Track opposite action practice in your diary card
Download DBT PalReal-World Example
Marcus has been depressed for three weeks. He used to play basketball on Wednesday nights with a group of friends. Last week he skipped. This week, the urge to skip is even stronger.
He names it: "I feel sad and tired. The urge is to text the group that I'm not coming and stay on the couch." He checks the facts: skipping last week didn't make him feel better — it made him feel worse and more disconnected. The urge isn't justified.
The opposite action: go to basketball. All the way. Not just showing up and sitting on the sideline — actually playing.
He doesn't want to. He drives there anyway. The first ten minutes are rough. He's slow, distracted, going through the motions. But by the twenty-minute mark, something shifts. He's moving, he's talking, he made a good pass. He's not happy exactly, but the heaviness has lifted from an 8 to a 5.
On the drive home, he feels something he hasn't felt in weeks: a small sense of accomplishment. Not because basketball cured his depression, but because he proved to himself that the depression's predictions ("it won't help," "you'll feel terrible," "just stay home") were wrong.
When Opposite Action Isn't Enough
Opposite action is a powerful skill, but it has limits with depression.
If your depression is so severe that basic self-care (eating, hygiene, getting out of bed) feels impossible, the opposite actions needed may be too large. In that case, work with a therapist to break actions into micro-steps — not "go to the gym" but "put shoes on." Not "call a friend" but "open the messaging app."
If you've been practicing opposite action consistently for several weeks and your mood isn't shifting, medication may need to be part of the picture. Depression has biological components that behavioral strategies alone sometimes can't reach.
Opposite action also doesn't replace grief. If your sadness is a healthy response to a real loss, the urge to slow down and feel it may be completely appropriate. The skill is for when depression distorts your behavior in ways that make things worse, not for overriding every sad feeling you have.
If you're experiencing thoughts of self-harm or suicide, opposite action is not sufficient. Contact a crisis line (988 in the US) or go to your nearest emergency room.
Related Approaches
- Opposite Action (full skill guide) — The complete breakdown of opposite action for all emotions, not just depression.

-- What you will do --
Copy everything in the passage on opposite action for depression from "On the drive" down to "limits with depression.", word for word.

-- Source data --
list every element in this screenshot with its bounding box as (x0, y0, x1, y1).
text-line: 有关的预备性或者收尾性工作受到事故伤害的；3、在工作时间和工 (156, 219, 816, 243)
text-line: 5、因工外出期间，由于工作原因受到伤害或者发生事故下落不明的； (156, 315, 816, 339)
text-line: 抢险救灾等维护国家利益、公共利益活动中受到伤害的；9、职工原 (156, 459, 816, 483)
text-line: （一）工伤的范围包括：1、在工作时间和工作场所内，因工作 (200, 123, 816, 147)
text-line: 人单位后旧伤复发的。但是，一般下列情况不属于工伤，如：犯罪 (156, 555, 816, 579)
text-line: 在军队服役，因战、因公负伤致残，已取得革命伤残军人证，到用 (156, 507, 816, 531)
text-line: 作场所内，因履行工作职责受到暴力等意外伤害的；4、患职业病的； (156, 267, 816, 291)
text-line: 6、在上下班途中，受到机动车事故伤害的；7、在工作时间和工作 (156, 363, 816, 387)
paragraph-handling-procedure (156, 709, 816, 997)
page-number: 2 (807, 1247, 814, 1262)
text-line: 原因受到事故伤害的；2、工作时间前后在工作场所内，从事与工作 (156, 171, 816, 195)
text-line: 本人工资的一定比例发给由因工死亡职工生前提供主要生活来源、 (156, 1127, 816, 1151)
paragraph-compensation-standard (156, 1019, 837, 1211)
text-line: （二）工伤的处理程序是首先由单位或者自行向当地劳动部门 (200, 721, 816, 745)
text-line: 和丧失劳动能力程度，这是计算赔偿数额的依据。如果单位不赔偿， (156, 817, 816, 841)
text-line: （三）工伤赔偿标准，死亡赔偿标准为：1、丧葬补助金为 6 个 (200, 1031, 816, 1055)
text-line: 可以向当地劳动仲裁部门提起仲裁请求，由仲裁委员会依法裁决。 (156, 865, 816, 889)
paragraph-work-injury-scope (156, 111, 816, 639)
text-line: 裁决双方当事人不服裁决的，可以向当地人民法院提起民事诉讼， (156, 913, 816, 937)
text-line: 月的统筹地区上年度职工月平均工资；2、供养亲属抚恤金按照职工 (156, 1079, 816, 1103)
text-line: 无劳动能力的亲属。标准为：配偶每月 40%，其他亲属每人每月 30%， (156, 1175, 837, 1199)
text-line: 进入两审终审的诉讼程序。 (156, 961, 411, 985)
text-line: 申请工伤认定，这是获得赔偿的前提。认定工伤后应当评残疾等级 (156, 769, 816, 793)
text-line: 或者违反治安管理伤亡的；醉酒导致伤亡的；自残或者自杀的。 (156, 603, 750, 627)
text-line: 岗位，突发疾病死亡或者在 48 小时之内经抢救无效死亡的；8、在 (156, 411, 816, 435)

-- Answer section --
On the drive home, he feels something he hasn't felt in weeks: a small sense of accomplishment. Not because basketball cured his depression, but because he proved to himself that the depression's predictions ("it won't help," "you'll feel terrible," "just stay home") were wrong.
When Opposite Action Isn't Enough
Opposite action is a powerful skill, but it has limits with depression.